:: Ziel ::
Übersetze diesen Satz aus dem Text über die Nichtigkeitsbeschwerden ins Englische: „Diese Schuldsprüche bekämpfen die Angeklagten Jürgen W***** und Roland L***** mit Nichtigkeitsbeschwerden, die vom Angeklagten W***** auf Z 9, 10, 10a und 11 lit a sowie vom Angeklagten L***** auf Z 11 lit a, jeweils des § 345 Abs 1 StPO, gestützt werden.“

:: Text ::
━━━━━━━━

Die Geschworenen hatten die betreffend den Angeklagten Jürgen W***** anklagekonform gestellten Hauptfragen nach dem Verbrechen gemäß § 3g VG (II./) sowie dem Vergehen der Nötigung nach § 105 Abs 1 StGB (VIII./) und hinsichtlich des Angeklagten Roland L***** nach dem Verbrechen gemäß § 3g VG (V./; unter Entfall des Frageteils a./) bejaht.

Rechtliche Beurteilung

Diese Schuldsprüche bekämpfen die Angeklagten Jürgen W***** und Roland L***** mit Nichtigkeitsbeschwerden, die vom Angeklagten W***** auf Z 9, 10, 10a und 11 lit a sowie vom Angeklagten L***** auf Z 11 lit a, jeweils des § 345 Abs 1 StPO, gestützt werden. Ihnen kommt - wie schon die Generalprokuratur zutreffend ausführt - keine Berechtigung zu.

Zur Nichtigkeitsbeschwerde des Angeklagten Jürgen W*****:

Nichtigkeit aus Z 9 des § 345 Abs 1 StPO liegt vor, wenn die Antwort der Geschworenen auf die gestellten Fragen - also der Wahrspruch (maW die Feststellungsebene) - undeutlich, unvollständig oder in sich widersprechend ist, wenn also trotz undeutlicher oder widersprüchlicher Feststellungen oder fehlender Antworten zu entscheidenden Tatsachen den Geschworenen die Verbesserung des solcherart mangelhaften Wahrspruchs nicht aufgetragen wurde oder der Auftrag ohne Erfolg blieb (Ratz, WK-StPO § 345 Rz 69). Mit der unsubstantiierten Behauptung, die Wahrsprüche zu den Hauptfragen II./ und VIII./ seien nicht nachvollziehbar auf unvertretbare Weise begründet worden, wird der geltend gemachte Nichtigkeitsgrund mangels deutlicher und bestimmter Darlegung der Nichtigkeit bewirkenden Umstände nicht prozessordnungsgemäß ausgeführt (vgl Fabrizy StPO10 § 281 Rz 2).

━━━━━━━━

:: Einträge ::
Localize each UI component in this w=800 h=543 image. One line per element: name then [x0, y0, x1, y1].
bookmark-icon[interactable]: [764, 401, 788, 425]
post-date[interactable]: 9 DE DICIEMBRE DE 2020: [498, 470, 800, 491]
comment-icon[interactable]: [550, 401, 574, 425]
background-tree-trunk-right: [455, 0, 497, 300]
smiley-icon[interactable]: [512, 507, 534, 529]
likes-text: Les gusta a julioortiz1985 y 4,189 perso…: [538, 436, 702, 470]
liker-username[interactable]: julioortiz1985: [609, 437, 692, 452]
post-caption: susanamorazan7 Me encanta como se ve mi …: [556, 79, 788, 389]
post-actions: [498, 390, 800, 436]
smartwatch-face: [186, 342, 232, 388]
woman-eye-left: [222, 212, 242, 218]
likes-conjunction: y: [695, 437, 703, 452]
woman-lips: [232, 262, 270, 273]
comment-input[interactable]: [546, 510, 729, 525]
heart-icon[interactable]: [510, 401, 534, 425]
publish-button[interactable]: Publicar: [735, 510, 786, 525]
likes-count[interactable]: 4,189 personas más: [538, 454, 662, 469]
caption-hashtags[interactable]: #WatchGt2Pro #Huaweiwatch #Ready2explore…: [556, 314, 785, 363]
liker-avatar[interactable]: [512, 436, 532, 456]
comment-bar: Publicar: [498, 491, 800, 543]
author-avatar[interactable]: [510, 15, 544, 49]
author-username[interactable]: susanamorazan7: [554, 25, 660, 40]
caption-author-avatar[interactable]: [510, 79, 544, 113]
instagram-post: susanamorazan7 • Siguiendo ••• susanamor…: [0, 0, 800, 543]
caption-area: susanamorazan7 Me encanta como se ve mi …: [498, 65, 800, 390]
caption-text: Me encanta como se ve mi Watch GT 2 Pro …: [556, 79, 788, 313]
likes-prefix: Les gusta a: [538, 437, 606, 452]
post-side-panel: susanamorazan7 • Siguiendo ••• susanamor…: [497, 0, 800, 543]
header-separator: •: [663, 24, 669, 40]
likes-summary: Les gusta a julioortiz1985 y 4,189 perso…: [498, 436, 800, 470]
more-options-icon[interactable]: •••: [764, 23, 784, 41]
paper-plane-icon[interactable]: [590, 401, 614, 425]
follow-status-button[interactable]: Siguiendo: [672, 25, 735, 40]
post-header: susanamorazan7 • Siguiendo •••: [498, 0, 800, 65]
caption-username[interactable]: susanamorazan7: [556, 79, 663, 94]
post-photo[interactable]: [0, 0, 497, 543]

━━━━━━━━

:: Vollständige Antwort ::
The defendants Jürgen W***** and Roland L***** challenge these convictions with pleas of nullity, which the defendant W***** bases on Z 9, 10, 10a and 11 lit a, and the defendant L***** on Z 11 lit a, in each case of § 345 Abs 1 StPO.